Task to carry out: Write out every record below exactly as it appears.

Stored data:

......

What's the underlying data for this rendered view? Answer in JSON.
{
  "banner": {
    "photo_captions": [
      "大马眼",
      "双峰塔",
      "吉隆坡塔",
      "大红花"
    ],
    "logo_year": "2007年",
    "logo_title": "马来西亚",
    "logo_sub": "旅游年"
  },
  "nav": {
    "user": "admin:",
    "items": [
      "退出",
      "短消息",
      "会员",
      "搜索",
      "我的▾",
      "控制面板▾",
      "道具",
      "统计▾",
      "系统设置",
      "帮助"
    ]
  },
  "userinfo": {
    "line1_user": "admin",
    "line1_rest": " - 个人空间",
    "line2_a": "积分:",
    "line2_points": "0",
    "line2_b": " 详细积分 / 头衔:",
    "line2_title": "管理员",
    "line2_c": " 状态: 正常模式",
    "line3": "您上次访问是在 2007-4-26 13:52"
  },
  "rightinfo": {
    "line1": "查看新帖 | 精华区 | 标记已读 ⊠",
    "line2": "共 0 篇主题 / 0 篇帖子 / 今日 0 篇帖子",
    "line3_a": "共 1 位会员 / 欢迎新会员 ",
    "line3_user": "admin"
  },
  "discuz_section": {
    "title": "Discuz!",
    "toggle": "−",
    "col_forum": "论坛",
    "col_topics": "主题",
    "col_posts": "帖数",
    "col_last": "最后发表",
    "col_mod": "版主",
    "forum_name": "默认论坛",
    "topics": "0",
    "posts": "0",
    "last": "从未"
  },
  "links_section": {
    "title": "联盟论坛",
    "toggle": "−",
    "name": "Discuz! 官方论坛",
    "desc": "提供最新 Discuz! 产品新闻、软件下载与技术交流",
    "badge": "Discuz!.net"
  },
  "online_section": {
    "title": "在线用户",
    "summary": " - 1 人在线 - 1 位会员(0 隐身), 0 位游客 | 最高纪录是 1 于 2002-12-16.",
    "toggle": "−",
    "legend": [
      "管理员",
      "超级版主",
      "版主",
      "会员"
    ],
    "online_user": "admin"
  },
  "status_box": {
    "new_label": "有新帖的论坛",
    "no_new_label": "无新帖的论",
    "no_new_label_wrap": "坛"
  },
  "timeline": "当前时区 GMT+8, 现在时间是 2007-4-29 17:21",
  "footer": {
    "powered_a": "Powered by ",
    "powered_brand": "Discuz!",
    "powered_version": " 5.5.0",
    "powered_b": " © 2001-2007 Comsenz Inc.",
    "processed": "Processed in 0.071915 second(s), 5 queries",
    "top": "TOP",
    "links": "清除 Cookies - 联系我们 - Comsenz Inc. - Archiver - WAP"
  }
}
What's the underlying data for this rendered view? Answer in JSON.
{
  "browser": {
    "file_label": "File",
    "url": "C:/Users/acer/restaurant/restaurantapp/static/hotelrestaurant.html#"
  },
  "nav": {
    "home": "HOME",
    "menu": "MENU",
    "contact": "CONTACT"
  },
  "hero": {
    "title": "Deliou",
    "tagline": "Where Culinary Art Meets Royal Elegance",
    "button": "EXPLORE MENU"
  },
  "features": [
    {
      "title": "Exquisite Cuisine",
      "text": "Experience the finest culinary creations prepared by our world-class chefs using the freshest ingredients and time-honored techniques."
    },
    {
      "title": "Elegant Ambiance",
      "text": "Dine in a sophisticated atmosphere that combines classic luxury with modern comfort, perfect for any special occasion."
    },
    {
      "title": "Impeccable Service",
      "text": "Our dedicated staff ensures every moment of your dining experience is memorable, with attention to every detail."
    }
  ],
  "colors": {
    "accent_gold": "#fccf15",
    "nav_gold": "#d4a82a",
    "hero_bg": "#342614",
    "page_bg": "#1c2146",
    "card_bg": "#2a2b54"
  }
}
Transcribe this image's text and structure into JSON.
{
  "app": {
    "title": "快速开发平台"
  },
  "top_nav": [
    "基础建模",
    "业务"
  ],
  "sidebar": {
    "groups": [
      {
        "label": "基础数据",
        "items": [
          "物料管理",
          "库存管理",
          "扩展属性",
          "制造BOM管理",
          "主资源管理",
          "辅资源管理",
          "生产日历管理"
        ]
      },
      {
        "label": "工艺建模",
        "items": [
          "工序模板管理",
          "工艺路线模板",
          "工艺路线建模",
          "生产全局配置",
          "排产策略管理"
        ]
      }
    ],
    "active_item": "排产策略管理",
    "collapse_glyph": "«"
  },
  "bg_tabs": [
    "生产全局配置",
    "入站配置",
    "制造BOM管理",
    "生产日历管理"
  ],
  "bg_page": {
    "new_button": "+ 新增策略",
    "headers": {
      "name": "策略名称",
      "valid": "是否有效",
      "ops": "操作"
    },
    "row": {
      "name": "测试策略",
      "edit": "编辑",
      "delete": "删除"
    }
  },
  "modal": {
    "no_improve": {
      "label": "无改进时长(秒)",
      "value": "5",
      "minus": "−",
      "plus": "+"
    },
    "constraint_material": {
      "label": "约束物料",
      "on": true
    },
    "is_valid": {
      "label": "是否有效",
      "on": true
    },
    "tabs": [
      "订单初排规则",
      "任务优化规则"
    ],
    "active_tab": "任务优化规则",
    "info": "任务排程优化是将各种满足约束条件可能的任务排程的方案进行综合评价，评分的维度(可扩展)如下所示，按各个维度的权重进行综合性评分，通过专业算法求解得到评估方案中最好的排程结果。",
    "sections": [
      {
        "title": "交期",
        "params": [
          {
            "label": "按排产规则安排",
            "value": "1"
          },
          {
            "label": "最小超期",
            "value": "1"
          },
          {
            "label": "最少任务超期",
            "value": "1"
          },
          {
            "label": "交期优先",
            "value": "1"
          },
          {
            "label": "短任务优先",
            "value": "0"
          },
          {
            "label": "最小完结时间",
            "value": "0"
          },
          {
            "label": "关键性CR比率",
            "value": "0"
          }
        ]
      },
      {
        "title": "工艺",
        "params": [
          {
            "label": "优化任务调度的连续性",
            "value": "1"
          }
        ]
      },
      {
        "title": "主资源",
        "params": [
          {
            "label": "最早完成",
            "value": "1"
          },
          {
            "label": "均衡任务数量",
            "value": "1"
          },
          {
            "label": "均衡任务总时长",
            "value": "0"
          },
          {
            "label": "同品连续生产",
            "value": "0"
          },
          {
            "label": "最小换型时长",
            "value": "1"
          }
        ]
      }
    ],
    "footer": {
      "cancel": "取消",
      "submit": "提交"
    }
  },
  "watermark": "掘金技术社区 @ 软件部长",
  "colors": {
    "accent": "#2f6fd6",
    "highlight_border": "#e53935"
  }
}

......

The reply:
What's the underlying data for this rendered view? Answer in JSON.
{
  "banner": {
    "photo_captions": [
      "大马眼",
      "双峰塔",
      "吉隆坡塔",
      "大红花"
    ],
    "logo_year": "2007年",
    "logo_title": "马来西亚",
    "logo_sub": "旅游年"
  },
  "nav": {
    "user": "admin:",
    "items": [
      "退出",
      "短消息",
      "会员",
      "搜索",
      "我的▾",
      "控制面板▾",
      "道具",
      "统计▾",
      "系统设置",
      "帮助"
    ]
  },
  "userinfo": {
    "line1_user": "admin",
    "line1_rest": " - 个人空间",
    "line2_a": "积分:",
    "line2_points": "0",
    "line2_b": " 详细积分 / 头衔:",
    "line2_title": "管理员",
    "line2_c": " 状态: 正常模式",
    "line3": "您上次访问是在 2007-4-26 13:52"
  },
  "rightinfo": {
    "line1": "查看新帖 | 精华区 | 标记已读 ⊠",
    "line2": "共 0 篇主题 / 0 篇帖子 / 今日 0 篇帖子",
    "line3_a": "共 1 位会员 / 欢迎新会员 ",
    "line3_user": "admin"
  },
  "discuz_section": {
    "title": "Discuz!",
    "toggle": "−",
    "col_forum": "论坛",
    "col_topics": "主题",
    "col_posts": "帖数",
    "col_last": "最后发表",
    "col_mod": "版主",
    "forum_name": "默认论坛",
    "topics": "0",
    "posts": "0",
    "last": "从未"
  },
  "links_section": {
    "title": "联盟论坛",
    "toggle": "−",
    "name": "Discuz! 官方论坛",
    "desc": "提供最新 Discuz! 产品新闻、软件下载与技术交流",
    "badge": "Discuz!.net"
  },
  "online_section": {
    "title": "在线用户",
    "summary": " - 1 人在线 - 1 位会员(0 隐身), 0 位游客 | 最高纪录是 1 于 2002-12-16.",
    "toggle": "−",
    "legend": [
      "管理员",
      "超级版主",
      "版主",
      "会员"
    ],
    "online_user": "admin"
  },
  "status_box": {
    "new_label": "有新帖的论坛",
    "no_new_label": "无新帖的论",
    "no_new_label_wrap": "坛"
  },
  "timeline": "当前时区 GMT+8, 现在时间是 2007-4-29 17:21",
  "footer": {
    "powered_a": "Powered by ",
    "powered_brand": "Discuz!",
    "powered_version": " 5.5.0",
    "powered_b": " © 2001-2007 Comsenz Inc.",
    "processed": "Processed in 0.071915 second(s), 5 queries",
    "top": "TOP",
    "links": "清除 Cookies - 联系我们 - Comsenz Inc. - Archiver - WAP"
  }
}
What's the underlying data for this rendered view? Answer in JSON.
{
  "browser": {
    "file_label": "File",
    "url": "C:/Users/acer/restaurant/restaurantapp/static/hotelrestaurant.html#"
  },
  "nav": {
    "home": "HOME",
    "menu": "MENU",
    "contact": "CONTACT"
  },
  "hero": {
    "title": "Deliou",
    "tagline": "Where Culinary Art Meets Royal Elegance",
    "button": "EXPLORE MENU"
  },
  "features": [
    {
      "title": "Exquisite Cuisine",
      "text": "Experience the finest culinary creations prepared by our world-class chefs using the freshest ingredients and time-honored techniques."
    },
    {
      "title": "Elegant Ambiance",
      "text": "Dine in a sophisticated atmosphere that combines classic luxury with modern comfort, perfect for any special occasion."
    },
    {
      "title": "Impeccable Service",
      "text": "Our dedicated staff ensures every moment of your dining experience is memorable, with attention to every detail."
    }
  ],
  "colors": {
    "accent_gold": "#fccf15",
    "nav_gold": "#d4a82a",
    "hero_bg": "#342614",
    "page_bg": "#1c2146",
    "card_bg": "#2a2b54"
  }
}
Transcribe this image's text and structure into JSON.
{
  "app": {
    "title": "快速开发平台"
  },
  "top_nav": [
    "基础建模",
    "业务"
  ],
  "sidebar": {
    "groups": [
      {
        "label": "基础数据",
        "items": [
          "物料管理",
          "库存管理",
          "扩展属性",
          "制造BOM管理",
          "主资源管理",
          "辅资源管理",
          "生产日历管理"
        ]
      },
      {
        "label": "工艺建模",
        "items": [
          "工序模板管理",
          "工艺路线模板",
          "工艺路线建模",
          "生产全局配置",
          "排产策略管理"
        ]
      }
    ],
    "active_item": "排产策略管理",
    "collapse_glyph": "«"
  },
  "bg_tabs": [
    "生产全局配置",
    "入站配置",
    "制造BOM管理",
    "生产日历管理"
  ],
  "bg_page": {
    "new_button": "+ 新增策略",
    "headers": {
      "name": "策略名称",
      "valid": "是否有效",
      "ops": "操作"
    },
    "row": {
      "name": "测试策略",
      "edit": "编辑",
      "delete": "删除"
    }
  },
  "modal": {
    "no_improve": {
      "label": "无改进时长(秒)",
      "value": "5",
      "minus": "−",
      "plus": "+"
    },
    "constraint_material": {
      "label": "约束物料",
      "on": true
    },
    "is_valid": {
      "label": "是否有效",
      "on": true
    },
    "tabs": [
      "订单初排规则",
      "任务优化规则"
    ],
    "active_tab": "任务优化规则",
    "info": "任务排程优化是将各种满足约束条件可能的任务排程的方案进行综合评价，评分的维度(可扩展)如下所示，按各个维度的权重进行综合性评分，通过专业算法求解得到评估方案中最好的排程结果。",
    "sections": [
      {
        "title": "交期",
        "params": [
          {
            "label": "按排产规则安排",
            "value": "1"
          },
          {
            "label": "最小超期",
            "value": "1"
          },
          {
            "label": "最少任务超期",
            "value": "1"
          },
          {
            "label": "交期优先",
            "value": "1"
          },
          {
            "label": "短任务优先",
            "value": "0"
          },
          {
            "label": "最小完结时间",
            "value": "0"
          },
          {
            "label": "关键性CR比率",
            "value": "0"
          }
        ]
      },
      {
        "title": "工艺",
        "params": [
          {
            "label": "优化任务调度的连续性",
            "value": "1"
          }
        ]
      },
      {
        "title": "主资源",
        "params": [
          {
            "label": "最早完成",
            "value": "1"
          },
          {
            "label": "均衡任务数量",
            "value": "1"
          },
          {
            "label": "均衡任务总时长",
            "value": "0"
          },
          {
            "label": "同品连续生产",
            "value": "0"
          },
          {
            "label": "最小换型时长",
            "value": "1"
          }
        ]
      }
    ],
    "footer": {
      "cancel": "取消",
      "submit": "提交"
    }
  },
  "watermark": "掘金技术社区 @ 软件部长",
  "colors": {
    "accent": "#2f6fd6",
    "highlight_border": "#e53935"
  }
}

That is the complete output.